TASK STATEMENT:
In your copy, reproduce the entries exactly as they are, minus the images.
____ MATERIAL FOR THIS TASK
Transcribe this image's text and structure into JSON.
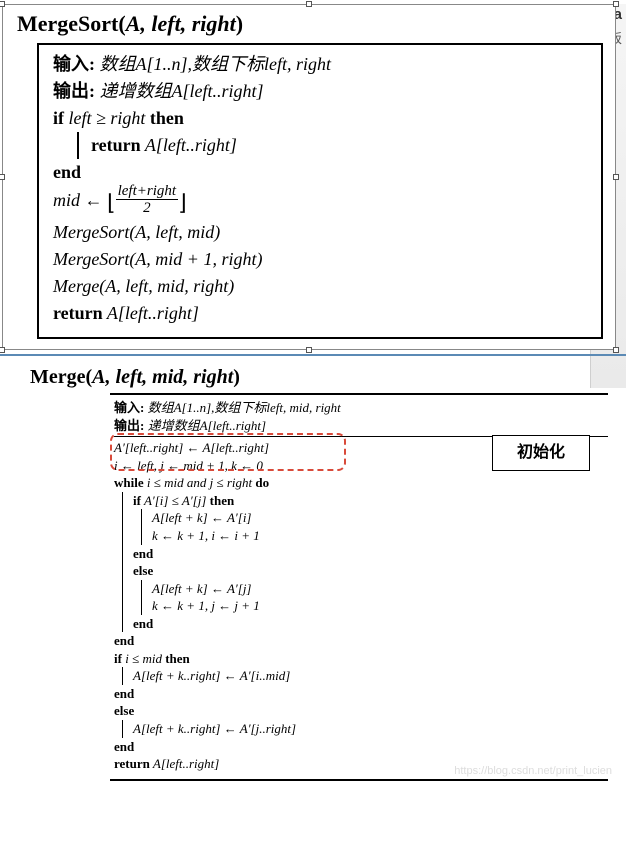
{
  "toolbar": {
    "aa": "Aa",
    "tab_frag": "板"
  },
  "block1": {
    "title_pre": "MergeSort(",
    "title_args": "A, left, right",
    "title_post": ")",
    "input_label": "输入:",
    "input_text": " 数组A[1..n],数组下标left, right",
    "output_label": "输出:",
    "output_text": " 递增数组A[left..right]",
    "if_kw": "if",
    "cond": "  left ≥ right ",
    "then_kw": "then",
    "return_kw": "return",
    "ret1": " A[left..right]",
    "end_kw": "end",
    "mid_lhs": "mid ← ",
    "frac_num": "left+right",
    "frac_den": "2",
    "call1": "MergeSort(A, left, mid)",
    "call2": "MergeSort(A, mid + 1, right)",
    "call3": "Merge(A, left, mid, right)",
    "ret2_kw": "return",
    "ret2": " A[left..right]"
  },
  "block2": {
    "title_pre": "Merge(",
    "title_args": "A, left, mid, right",
    "title_post": ")",
    "input_label": "输入:",
    "input_text": " 数组A[1..n],数组下标left, mid, right",
    "output_label": "输出:",
    "output_text": " 递增数组A[left..right]",
    "init1": "A′[left..right] ← A[left..right]",
    "init2": "i ← left, j ← mid + 1, k ← 0",
    "annotation": "初始化",
    "while_kw": "while",
    "while_cond": " i ≤ mid and j ≤ right ",
    "do_kw": "do",
    "if_kw": "if",
    "if_cond": " A′[i] ≤ A′[j] ",
    "then_kw": "then",
    "stmt1": "A[left + k] ← A′[i]",
    "stmt2": "k ← k + 1, i ← i + 1",
    "end_kw": "end",
    "else_kw": "else",
    "stmt3": "A[left + k] ← A′[j]",
    "stmt4": "k ← k + 1, j ← j + 1",
    "if2_cond": " i ≤ mid ",
    "stmt5": "A[left + k..right] ← A′[i..mid]",
    "stmt6": "A[left + k..right] ← A′[j..right]",
    "return_kw": "return",
    "ret": " A[left..right]"
  },
  "watermark": "https://blog.csdn.net/print_lucien"
}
________
SOLUTION TO THE PROBLEM:
Transcribe this image's text and structure into JSON.
{
  "toolbar": {
    "aa": "Aa",
    "tab_frag": "板"
  },
  "block1": {
    "title_pre": "MergeSort(",
    "title_args": "A, left, right",
    "title_post": ")",
    "input_label": "输入:",
    "input_text": " 数组A[1..n],数组下标left, right",
    "output_label": "输出:",
    "output_text": " 递增数组A[left..right]",
    "if_kw": "if",
    "cond": "  left ≥ right ",
    "then_kw": "then",
    "return_kw": "return",
    "ret1": " A[left..right]",
    "end_kw": "end",
    "mid_lhs": "mid ← ",
    "frac_num": "left+right",
    "frac_den": "2",
    "call1": "MergeSort(A, left, mid)",
    "call2": "MergeSort(A, mid + 1, right)",
    "call3": "Merge(A, left, mid, right)",
    "ret2_kw": "return",
    "ret2": " A[left..right]"
  },
  "block2": {
    "title_pre": "Merge(",
    "title_args": "A, left, mid, right",
    "title_post": ")",
    "input_label": "输入:",
    "input_text": " 数组A[1..n],数组下标left, mid, right",
    "output_label": "输出:",
    "output_text": " 递增数组A[left..right]",
    "init1": "A′[left..right] ← A[left..right]",
    "init2": "i ← left, j ← mid + 1, k ← 0",
    "annotation": "初始化",
    "while_kw": "while",
    "while_cond": " i ≤ mid and j ≤ right ",
    "do_kw": "do",
    "if_kw": "if",
    "if_cond": " A′[i] ≤ A′[j] ",
    "then_kw": "then",
    "stmt1": "A[left + k] ← A′[i]",
    "stmt2": "k ← k + 1, i ← i + 1",
    "end_kw": "end",
    "else_kw": "else",
    "stmt3": "A[left + k] ← A′[j]",
    "stmt4": "k ← k + 1, j ← j + 1",
    "if2_cond": " i ≤ mid ",
    "stmt5": "A[left + k..right] ← A′[i..mid]",
    "stmt6": "A[left + k..right] ← A′[j..right]",
    "return_kw": "return",
    "ret": " A[left..right]"
  },
  "watermark": "https://blog.csdn.net/print_lucien"
}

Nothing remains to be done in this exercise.